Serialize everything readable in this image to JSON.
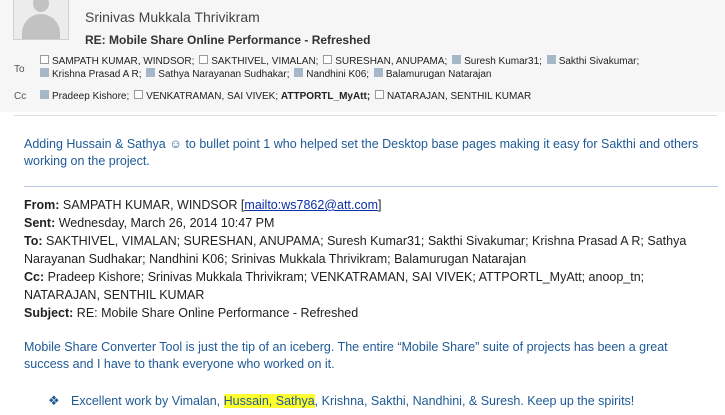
{
  "header": {
    "sender": "Srinivas Mukkala Thrivikram",
    "subject": "RE: Mobile Share Online Performance - Refreshed",
    "to_label": "To",
    "cc_label": "Cc",
    "to": [
      {
        "name": "SAMPATH KUMAR, WINDSOR;",
        "style": "empty"
      },
      {
        "name": "SAKTHIVEL, VIMALAN;",
        "style": "empty"
      },
      {
        "name": "SURESHAN, ANUPAMA;",
        "style": "empty"
      },
      {
        "name": "Suresh Kumar31;",
        "style": "filled"
      },
      {
        "name": "Sakthi Sivakumar;",
        "style": "filled"
      },
      {
        "name": "Krishna Prasad A R;",
        "style": "filled"
      },
      {
        "name": "Sathya Narayanan Sudhakar;",
        "style": "filled"
      },
      {
        "name": "Nandhini K06;",
        "style": "filled"
      },
      {
        "name": "Balamurugan Natarajan",
        "style": "filled"
      }
    ],
    "cc": [
      {
        "name": "Pradeep Kishore;",
        "style": "filled"
      },
      {
        "name": "VENKATRAMAN, SAI VIVEK;",
        "style": "empty"
      },
      {
        "name": "ATTPORTL_MyAtt;",
        "style": "bold"
      },
      {
        "name": "NATARAJAN, SENTHIL KUMAR",
        "style": "empty"
      }
    ]
  },
  "body": {
    "intro": "Adding Hussain & Sathya ☺ to bullet point 1 who helped set the Desktop base pages making it easy for Sakthi and others working on the project.",
    "forwarded": {
      "from_label": "From:",
      "from_value": "SAMPATH KUMAR, WINDSOR [",
      "from_link": "mailto:ws7862@att.com",
      "from_close": "]",
      "sent_label": "Sent:",
      "sent_value": "Wednesday, March 26, 2014 10:47 PM",
      "to_label": "To:",
      "to_value": "SAKTHIVEL, VIMALAN; SURESHAN, ANUPAMA; Suresh Kumar31; Sakthi Sivakumar; Krishna Prasad A R; Sathya Narayanan Sudhakar; Nandhini K06; Srinivas Mukkala Thrivikram; Balamurugan Natarajan",
      "cc_label": "Cc:",
      "cc_value": "Pradeep Kishore; Srinivas Mukkala Thrivikram; VENKATRAMAN, SAI VIVEK; ATTPORTL_MyAtt; anoop_tn; NATARAJAN, SENTHIL KUMAR",
      "subject_label": "Subject:",
      "subject_value": "RE: Mobile Share Online Performance - Refreshed"
    },
    "message": "Mobile Share Converter Tool is just the tip of an iceberg. The entire “Mobile Share” suite of projects has been a great success and I have to thank everyone who worked on it.",
    "bullet_glyph": "❖",
    "bullet1_before": "Excellent work by Vimalan, ",
    "bullet1_highlight": "Hussain, Sathya",
    "bullet1_after": ", Krishna, Sakthi, Nandhini,  & Suresh. Keep up the spirits!"
  }
}
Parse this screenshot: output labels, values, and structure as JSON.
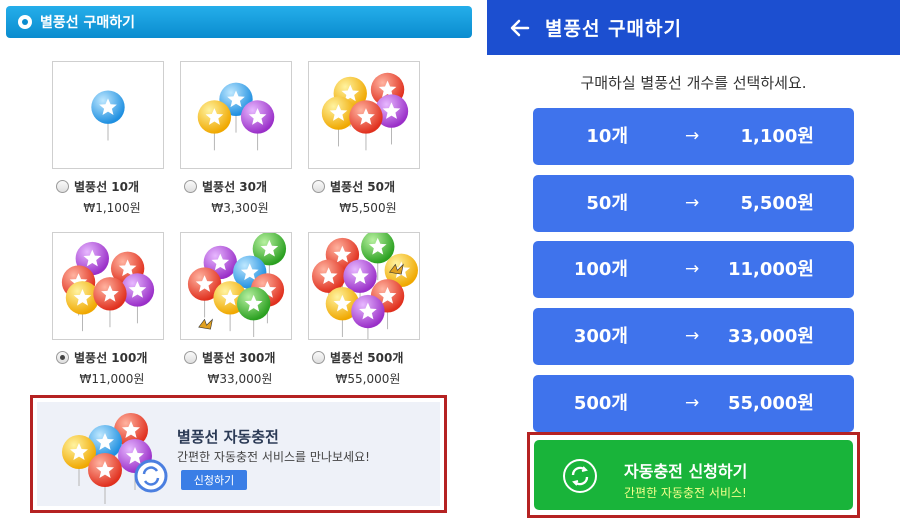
{
  "desktop": {
    "header_title": "별풍선 구매하기",
    "items": [
      {
        "label": "별풍선 10개",
        "price": "₩1,100원",
        "checked": false
      },
      {
        "label": "별풍선 30개",
        "price": "₩3,300원",
        "checked": false
      },
      {
        "label": "별풍선 50개",
        "price": "₩5,500원",
        "checked": false
      },
      {
        "label": "별풍선 100개",
        "price": "₩11,000원",
        "checked": true
      },
      {
        "label": "별풍선 300개",
        "price": "₩33,000원",
        "checked": false
      },
      {
        "label": "별풍선 500개",
        "price": "₩55,000원",
        "checked": false
      }
    ],
    "auto_charge": {
      "title": "별풍선 자동충전",
      "subtitle": "간편한 자동충전 서비스를 만나보세요!",
      "button_label": "신청하기"
    }
  },
  "mobile": {
    "header_title": "별풍선 구매하기",
    "prompt": "구매하실 별풍선 개수를 선택하세요.",
    "arrow_symbol": "→",
    "options": [
      {
        "count": "10개",
        "price": "1,100원"
      },
      {
        "count": "50개",
        "price": "5,500원"
      },
      {
        "count": "100개",
        "price": "11,000원"
      },
      {
        "count": "300개",
        "price": "33,000원"
      },
      {
        "count": "500개",
        "price": "55,000원"
      }
    ],
    "auto_charge": {
      "title": "자동충전 신청하기",
      "subtitle": "간편한 자동충전 서비스!"
    }
  },
  "colors": {
    "desktop_header": "#0a8ccf",
    "mobile_header": "#1c4fd0",
    "option_button": "#3f73ec",
    "auto_charge_green": "#19b43a",
    "highlight_border": "#b52222"
  },
  "icons": [
    "balloon-icon",
    "radio-icon",
    "back-arrow-icon",
    "refresh-icon"
  ]
}
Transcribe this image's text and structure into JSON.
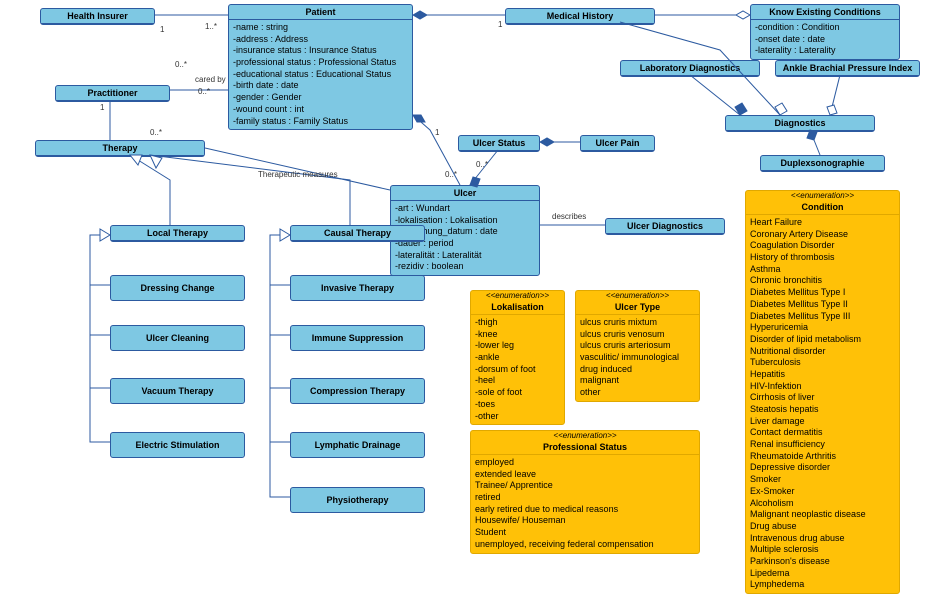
{
  "classes": {
    "healthInsurer": {
      "title": "Health Insurer"
    },
    "patient": {
      "title": "Patient",
      "attrs": [
        "-name : string",
        "-address : Address",
        "-insurance status : Insurance Status",
        "-professional status : Professional Status",
        "-educational status : Educational Status",
        "-birth date : date",
        "-gender : Gender",
        "-wound count : int",
        "-family status : Family Status"
      ]
    },
    "medicalHistory": {
      "title": "Medical History"
    },
    "knownConditions": {
      "title": "Know Existing Conditions",
      "attrs": [
        "-condition : Condition",
        "-onset date : date",
        "-laterality : Laterality"
      ]
    },
    "practitioner": {
      "title": "Practitioner"
    },
    "therapy": {
      "title": "Therapy"
    },
    "ulcerStatus": {
      "title": "Ulcer Status"
    },
    "ulcerPain": {
      "title": "Ulcer Pain"
    },
    "ulcer": {
      "title": "Ulcer",
      "attrs": [
        "-art : Wundart",
        "-lokalisation : Lokalisation",
        "-entstehung_datum : date",
        "-dauer : period",
        "-lateralität : Lateralität",
        "-rezidiv : boolean"
      ]
    },
    "laboratoryDiagnostics": {
      "title": "Laboratory Diagnostics"
    },
    "ankleBrachial": {
      "title": "Ankle Brachial Pressure Index"
    },
    "diagnostics": {
      "title": "Diagnostics"
    },
    "duplexsono": {
      "title": "Duplexsonographie"
    },
    "ulcerDiagnostics": {
      "title": "Ulcer Diagnostics"
    },
    "localTherapy": {
      "title": "Local Therapy"
    },
    "causalTherapy": {
      "title": "Causal Therapy"
    },
    "dressingChange": {
      "title": "Dressing Change"
    },
    "ulcerCleaning": {
      "title": "Ulcer Cleaning"
    },
    "vacuumTherapy": {
      "title": "Vacuum Therapy"
    },
    "electricStimulation": {
      "title": "Electric Stimulation"
    },
    "invasiveTherapy": {
      "title": "Invasive Therapy"
    },
    "immuneSuppression": {
      "title": "Immune Suppression"
    },
    "compressionTherapy": {
      "title": "Compression Therapy"
    },
    "lymphaticDrainage": {
      "title": "Lymphatic Drainage"
    },
    "physiotherapy": {
      "title": "Physiotherapy"
    }
  },
  "enums": {
    "lokalisation": {
      "stereo": "<<enumeration>>",
      "title": "Lokalisation",
      "attrs": [
        "-thigh",
        "-knee",
        "-lower leg",
        "-ankle",
        "-dorsum of foot",
        "-heel",
        "-sole of foot",
        "-toes",
        "-other"
      ]
    },
    "ulcerType": {
      "stereo": "<<enumeration>>",
      "title": "Ulcer Type",
      "attrs": [
        "ulcus cruris mixtum",
        "ulcus cruris venosum",
        "ulcus cruris arteriosum",
        "vasculitic/ immunological",
        "drug induced",
        "malignant",
        "other"
      ]
    },
    "professionalStatus": {
      "stereo": "<<enumeration>>",
      "title": "Professional Status",
      "attrs": [
        "employed",
        "extended leave",
        "Trainee/ Apprentice",
        "retired",
        "early retired due to medical reasons",
        "Housewife/ Houseman",
        "Student",
        "unemployed, receiving federal compensation"
      ]
    },
    "condition": {
      "stereo": "<<enumeration>>",
      "title": "Condition",
      "attrs": [
        "Heart Failure",
        "Coronary Artery Disease",
        "Coagulation Disorder",
        "History of thrombosis",
        "Asthma",
        "Chronic bronchitis",
        "Diabetes Mellitus Type I",
        "Diabetes Mellitus Type II",
        "Diabetes Mellitus Type III",
        "Hyperuricemia",
        "Disorder of lipid metabolism",
        "Nutritional disorder",
        "Tuberculosis",
        "Hepatitis",
        "HIV-Infektion",
        "Cirrhosis of liver",
        "Steatosis hepatis",
        "Liver damage",
        "Contact dermatitis",
        "Renal insufficiency",
        "Rheumatoide Arthritis",
        "Depressive disorder",
        "Smoker",
        "Ex-Smoker",
        "Alcoholism",
        "Malignant neoplastic disease",
        "Drug abuse",
        "Intravenous drug abuse",
        "Multiple sclerosis",
        "Parkinson's disease",
        "Lipedema",
        "Lymphedema"
      ]
    }
  },
  "labels": {
    "caredBy": "cared by",
    "therapeuticMeasures": "Therapeutic measures",
    "describes": "describes",
    "one": "1",
    "onedots": "1..*",
    "zerodots": "0..*"
  },
  "chart_data": {
    "type": "uml-class-diagram",
    "classes": [
      "Health Insurer",
      "Patient",
      "Medical History",
      "Know Existing Conditions",
      "Practitioner",
      "Therapy",
      "Ulcer Status",
      "Ulcer Pain",
      "Ulcer",
      "Laboratory Diagnostics",
      "Ankle Brachial Pressure Index",
      "Diagnostics",
      "Duplexsonographie",
      "Ulcer Diagnostics",
      "Local Therapy",
      "Causal Therapy",
      "Dressing Change",
      "Ulcer Cleaning",
      "Vacuum Therapy",
      "Electric Stimulation",
      "Invasive Therapy",
      "Immune Suppression",
      "Compression Therapy",
      "Lymphatic Drainage",
      "Physiotherapy"
    ],
    "enumerations": [
      "Lokalisation",
      "Ulcer Type",
      "Professional Status",
      "Condition"
    ],
    "relationships": [
      {
        "from": "Health Insurer",
        "to": "Patient",
        "type": "association",
        "fromMult": "1",
        "toMult": "1..*"
      },
      {
        "from": "Practitioner",
        "to": "Patient",
        "type": "association",
        "label": "cared by",
        "fromMult": "0..*",
        "toMult": "0..*"
      },
      {
        "from": "Practitioner",
        "to": "Therapy",
        "type": "association",
        "fromMult": "1",
        "toMult": "0..*"
      },
      {
        "from": "Therapy",
        "to": "Ulcer",
        "type": "association",
        "label": "Therapeutic measures",
        "fromMult": "0..*",
        "toMult": "1"
      },
      {
        "from": "Patient",
        "to": "Medical History",
        "type": "composition",
        "toMult": "1"
      },
      {
        "from": "Medical History",
        "to": "Know Existing Conditions",
        "type": "aggregation"
      },
      {
        "from": "Medical History",
        "to": "Diagnostics",
        "type": "aggregation"
      },
      {
        "from": "Patient",
        "to": "Ulcer",
        "type": "composition",
        "toMult": "0..*"
      },
      {
        "from": "Ulcer",
        "to": "Ulcer Status",
        "type": "composition",
        "toMult": "0..*"
      },
      {
        "from": "Ulcer Status",
        "to": "Ulcer Pain",
        "type": "composition"
      },
      {
        "from": "Ulcer",
        "to": "Ulcer Diagnostics",
        "type": "association",
        "label": "describes"
      },
      {
        "from": "Diagnostics",
        "to": "Laboratory Diagnostics",
        "type": "composition"
      },
      {
        "from": "Diagnostics",
        "to": "Ankle Brachial Pressure Index",
        "type": "aggregation"
      },
      {
        "from": "Diagnostics",
        "to": "Duplexsonographie",
        "type": "composition"
      },
      {
        "from": "Local Therapy",
        "to": "Therapy",
        "type": "generalization"
      },
      {
        "from": "Causal Therapy",
        "to": "Therapy",
        "type": "generalization"
      },
      {
        "from": "Dressing Change",
        "to": "Local Therapy",
        "type": "generalization"
      },
      {
        "from": "Ulcer Cleaning",
        "to": "Local Therapy",
        "type": "generalization"
      },
      {
        "from": "Vacuum Therapy",
        "to": "Local Therapy",
        "type": "generalization"
      },
      {
        "from": "Electric Stimulation",
        "to": "Local Therapy",
        "type": "generalization"
      },
      {
        "from": "Invasive Therapy",
        "to": "Causal Therapy",
        "type": "generalization"
      },
      {
        "from": "Immune Suppression",
        "to": "Causal Therapy",
        "type": "generalization"
      },
      {
        "from": "Compression Therapy",
        "to": "Causal Therapy",
        "type": "generalization"
      },
      {
        "from": "Lymphatic Drainage",
        "to": "Causal Therapy",
        "type": "generalization"
      },
      {
        "from": "Physiotherapy",
        "to": "Causal Therapy",
        "type": "generalization"
      }
    ]
  }
}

______________________________

Read through the data and copy every line where "ulcus" shows up.

TASK ANSWER:
        "ulcus cruris mixtum",
        "ulcus cruris venosum",
        "ulcus cruris arteriosum",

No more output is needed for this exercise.